A block of data |
● ● ● ● ● ● ●

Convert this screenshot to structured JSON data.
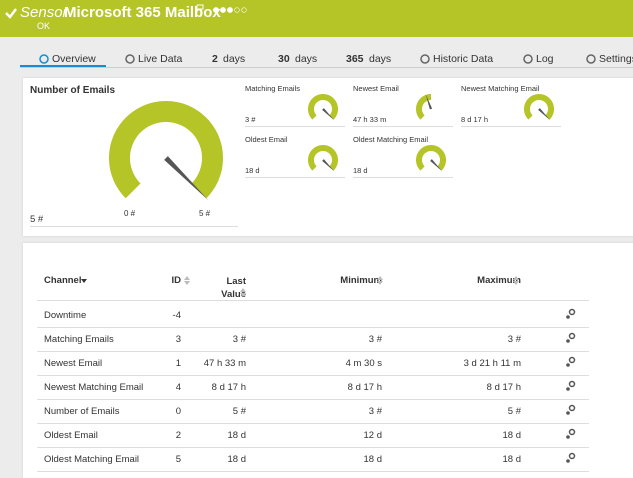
{
  "header": {
    "kind": "Sensor",
    "title": "Microsoft 365 Mailbox",
    "status": "OK"
  },
  "tabs": [
    {
      "label": "Overview"
    },
    {
      "label": "Live Data"
    },
    {
      "number": "2",
      "label": "days"
    },
    {
      "number": "30",
      "label": "days"
    },
    {
      "number": "365",
      "label": "days"
    },
    {
      "label": "Historic Data"
    },
    {
      "label": "Log"
    },
    {
      "label": "Settings"
    }
  ],
  "main_gauge": {
    "title": "Number of Emails",
    "value": "5 #",
    "min": "0 #",
    "max": "5 #"
  },
  "gauges": [
    {
      "title": "Matching Emails",
      "value": "3 #"
    },
    {
      "title": "Newest Email",
      "value": "47 h 33 m"
    },
    {
      "title": "Newest Matching Email",
      "value": "8 d 17 h"
    },
    {
      "title": "Oldest Email",
      "value": "18 d"
    },
    {
      "title": "Oldest Matching Email",
      "value": "18 d"
    }
  ],
  "table": {
    "columns": [
      "Channel",
      "ID",
      "Last Value",
      "Minimum",
      "Maximum"
    ],
    "rows": [
      [
        "Downtime",
        -4
      ],
      [
        "Matching Emails",
        3,
        "3 #",
        "3 #",
        "3 #"
      ],
      [
        "Newest Email",
        1,
        "47 h 33 m",
        "4 m 30 s",
        "3 d 21 h 11 m"
      ],
      [
        "Newest Matching Email",
        4,
        "8 d 17 h",
        "8 d 17 h",
        "8 d 17 h"
      ],
      [
        "Number of Emails",
        0,
        "5 #",
        "3 #",
        "5 #"
      ],
      [
        "Oldest Email",
        2,
        "18 d",
        "12 d",
        "18 d"
      ],
      [
        "Oldest Matching Email",
        5,
        "18 d",
        "18 d",
        "18 d"
      ]
    ]
  }
}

● ● ● ● ● ● ●

Instructions to follow | Check each line above for "title" and return the ones that have it.

Worked solution |
    "title": "Microsoft 365 Mailbox",
    "title": "Number of Emails",
      "title": "Matching Emails",
      "title": "Newest Email",
      "title": "Newest Matching Email",
      "title": "Oldest Email",
      "title": "Oldest Matching Email",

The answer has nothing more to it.